Written exercise
Write out the material again word for word, dropping any images it holds.

Material provided
-- START --

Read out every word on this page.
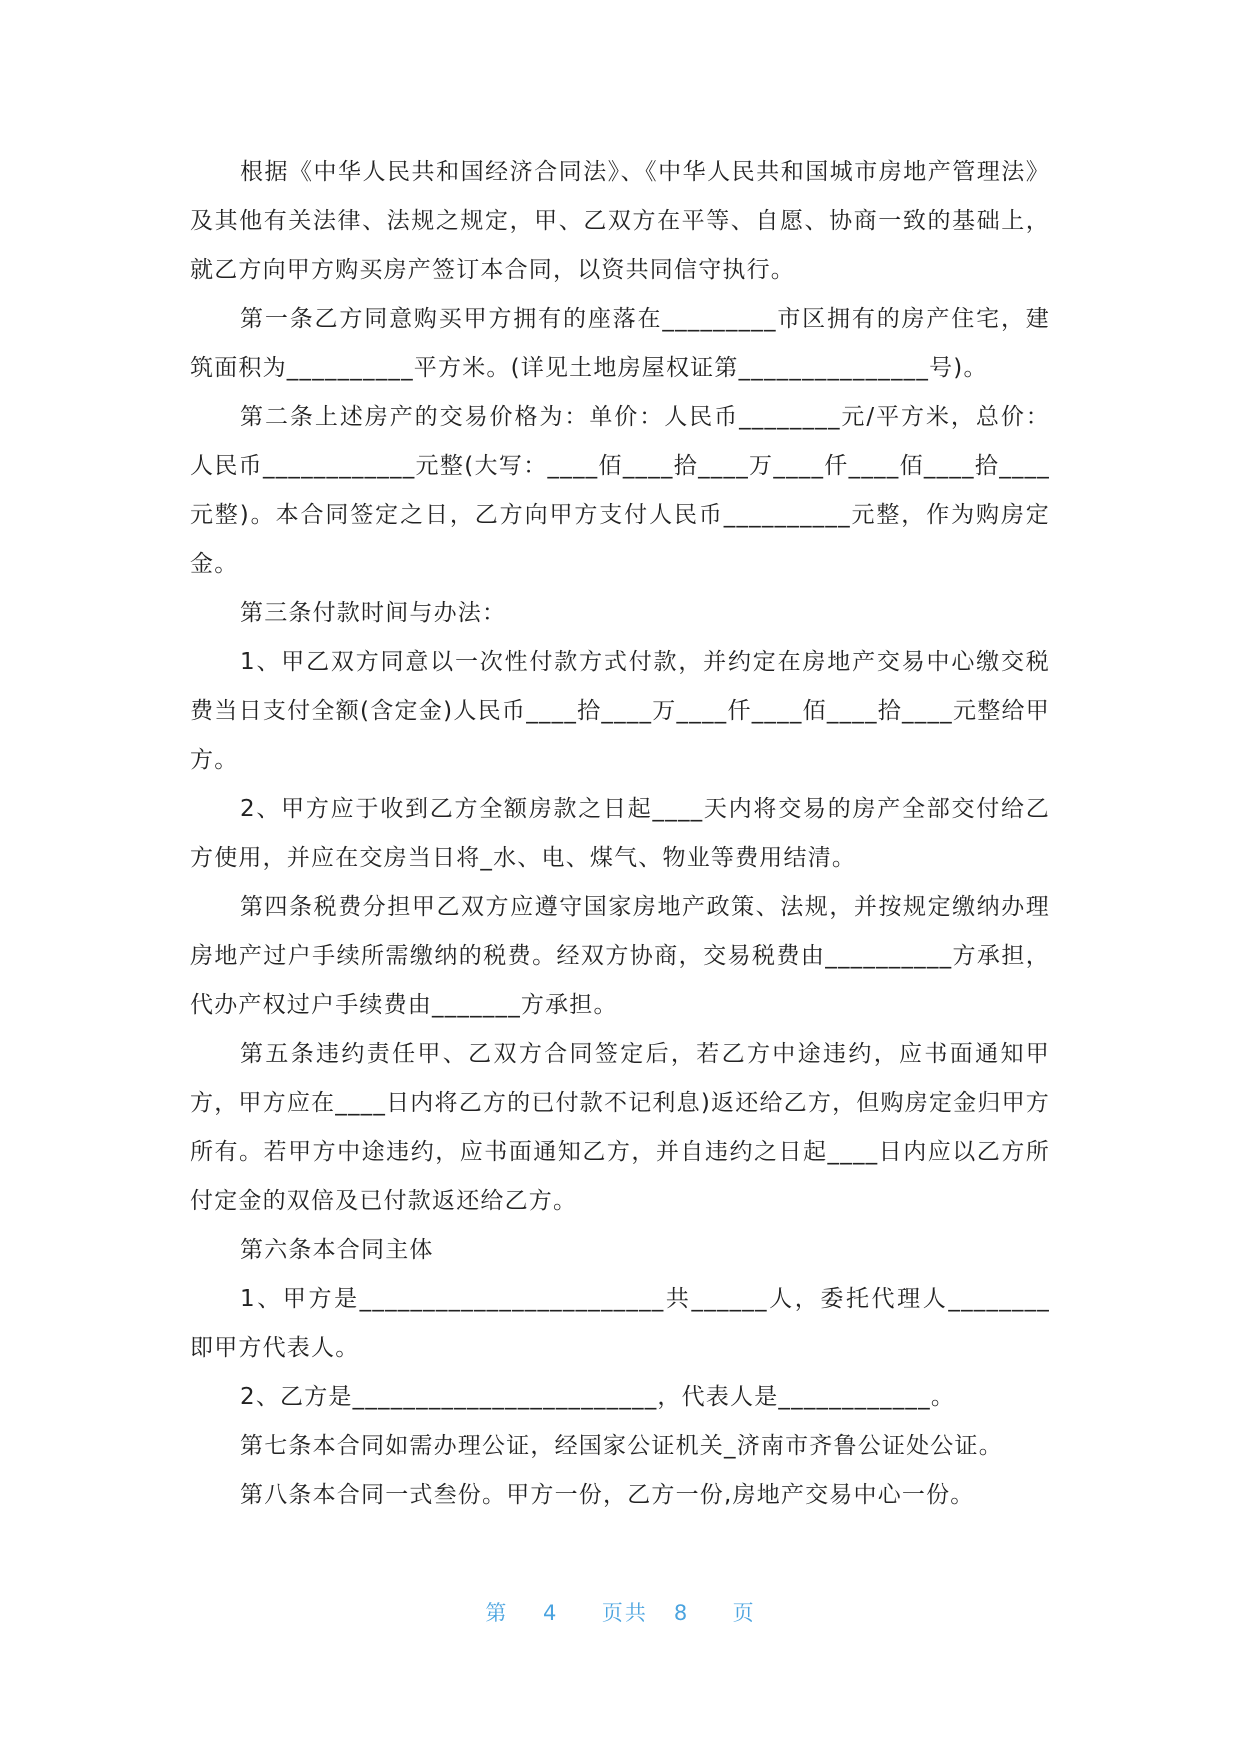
根据《中华人民共和国经济合同法》、《中华人民共和国城市房地产管理法》及其他有关法律、法规之规定，甲、乙双方在平等、自愿、协商一致的基础上，就乙方向甲方购买房产签订本合同，以资共同信守执行。

第一条乙方同意购买甲方拥有的座落在_________市区拥有的房产住宅，建筑面积为__________平方米。(详见土地房屋权证第_______________号)。

第二条上述房产的交易价格为：单价：人民币________元/平方米，总价：人民币____________元整(大写：____佰____拾____万____仟____佰____拾____元整)。本合同签定之日，乙方向甲方支付人民币__________元整，作为购房定金。

第三条付款时间与办法：

1、甲乙双方同意以一次性付款方式付款，并约定在房地产交易中心缴交税费当日支付全额(含定金)人民币____拾____万____仟____佰____拾____元整给甲方。

2、甲方应于收到乙方全额房款之日起____天内将交易的房产全部交付给乙方使用，并应在交房当日将_水、电、煤气、物业等费用结清。

第四条税费分担甲乙双方应遵守国家房地产政策、法规，并按规定缴纳办理房地产过户手续所需缴纳的税费。经双方协商，交易税费由__________方承担，代办产权过户手续费由_______方承担。

第五条违约责任甲、乙双方合同签定后，若乙方中途违约，应书面通知甲方，甲方应在____日内将乙方的已付款不记利息)返还给乙方，但购房定金归甲方所有。若甲方中途违约，应书面通知乙方，并自违约之日起____日内应以乙方所付定金的双倍及已付款返还给乙方。

第六条本合同主体

1、甲方是________________________共______人，委托代理人________即甲方代表人。

2、乙方是________________________，代表人是____________。

第七条本合同如需办理公证，经国家公证机关_济南市齐鲁公证处公证。

第八条本合同一式叁份。甲方一份，乙方一份,房地产交易中心一份。

第 4 页共 8 页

-- END --

Final result
Read out every word on this page.
根据《中华人民共和国经济合同法》、《中华人民共和国城市房地产管理法》及其他有关法律、法规之规定，甲、乙双方在平等、自愿、协商一致的基础上，就乙方向甲方购买房产签订本合同，以资共同信守执行。

第一条乙方同意购买甲方拥有的座落在_________市区拥有的房产住宅，建筑面积为__________平方米。(详见土地房屋权证第_______________号)。

第二条上述房产的交易价格为：单价：人民币________元/平方米，总价：人民币____________元整(大写：____佰____拾____万____仟____佰____拾____元整)。本合同签定之日，乙方向甲方支付人民币__________元整，作为购房定金。

第三条付款时间与办法：

1、甲乙双方同意以一次性付款方式付款，并约定在房地产交易中心缴交税费当日支付全额(含定金)人民币____拾____万____仟____佰____拾____元整给甲方。

2、甲方应于收到乙方全额房款之日起____天内将交易的房产全部交付给乙方使用，并应在交房当日将_水、电、煤气、物业等费用结清。

第四条税费分担甲乙双方应遵守国家房地产政策、法规，并按规定缴纳办理房地产过户手续所需缴纳的税费。经双方协商，交易税费由__________方承担，代办产权过户手续费由_______方承担。

第五条违约责任甲、乙双方合同签定后，若乙方中途违约，应书面通知甲方，甲方应在____日内将乙方的已付款不记利息)返还给乙方，但购房定金归甲方所有。若甲方中途违约，应书面通知乙方，并自违约之日起____日内应以乙方所付定金的双倍及已付款返还给乙方。

第六条本合同主体

1、甲方是________________________共______人，委托代理人________即甲方代表人。

2、乙方是________________________，代表人是____________。

第七条本合同如需办理公证，经国家公证机关_济南市齐鲁公证处公证。

第八条本合同一式叁份。甲方一份，乙方一份,房地产交易中心一份。

第 4 页共 8 页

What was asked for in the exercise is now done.